_Set problem_. Output every entry exactly as written.

_Provided material_.
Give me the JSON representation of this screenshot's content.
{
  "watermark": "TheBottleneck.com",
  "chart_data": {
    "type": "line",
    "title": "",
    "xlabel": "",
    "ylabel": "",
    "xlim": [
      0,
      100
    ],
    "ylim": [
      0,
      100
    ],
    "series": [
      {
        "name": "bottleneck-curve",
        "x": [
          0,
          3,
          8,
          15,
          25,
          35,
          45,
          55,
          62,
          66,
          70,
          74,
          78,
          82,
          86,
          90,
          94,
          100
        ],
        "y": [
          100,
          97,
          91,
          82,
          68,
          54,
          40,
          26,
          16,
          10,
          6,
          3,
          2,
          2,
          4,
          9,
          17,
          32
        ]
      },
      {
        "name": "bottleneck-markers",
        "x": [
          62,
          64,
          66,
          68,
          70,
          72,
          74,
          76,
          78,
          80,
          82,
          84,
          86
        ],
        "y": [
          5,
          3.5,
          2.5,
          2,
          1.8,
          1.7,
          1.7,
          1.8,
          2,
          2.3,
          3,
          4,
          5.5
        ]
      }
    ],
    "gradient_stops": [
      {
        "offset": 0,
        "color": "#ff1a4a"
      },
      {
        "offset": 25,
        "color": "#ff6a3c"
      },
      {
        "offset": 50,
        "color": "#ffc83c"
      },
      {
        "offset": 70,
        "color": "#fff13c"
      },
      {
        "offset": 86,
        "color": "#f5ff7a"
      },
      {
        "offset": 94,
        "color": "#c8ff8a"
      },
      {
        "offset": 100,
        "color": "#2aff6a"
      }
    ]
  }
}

_Written response_.
Give me the JSON representation of this screenshot's content.
{
  "watermark": "TheBottleneck.com",
  "chart_data": {
    "type": "line",
    "title": "",
    "xlabel": "",
    "ylabel": "",
    "xlim": [
      0,
      100
    ],
    "ylim": [
      0,
      100
    ],
    "series": [
      {
        "name": "bottleneck-curve",
        "x": [
          0,
          3,
          8,
          15,
          25,
          35,
          45,
          55,
          62,
          66,
          70,
          74,
          78,
          82,
          86,
          90,
          94,
          100
        ],
        "y": [
          100,
          97,
          91,
          82,
          68,
          54,
          40,
          26,
          16,
          10,
          6,
          3,
          2,
          2,
          4,
          9,
          17,
          32
        ]
      },
      {
        "name": "bottleneck-markers",
        "x": [
          62,
          64,
          66,
          68,
          70,
          72,
          74,
          76,
          78,
          80,
          82,
          84,
          86
        ],
        "y": [
          5,
          3.5,
          2.5,
          2,
          1.8,
          1.7,
          1.7,
          1.8,
          2,
          2.3,
          3,
          4,
          5.5
        ]
      }
    ],
    "gradient_stops": [
      {
        "offset": 0,
        "color": "#ff1a4a"
      },
      {
        "offset": 25,
        "color": "#ff6a3c"
      },
      {
        "offset": 50,
        "color": "#ffc83c"
      },
      {
        "offset": 70,
        "color": "#fff13c"
      },
      {
        "offset": 86,
        "color": "#f5ff7a"
      },
      {
        "offset": 94,
        "color": "#c8ff8a"
      },
      {
        "offset": 100,
        "color": "#2aff6a"
      }
    ]
  }
}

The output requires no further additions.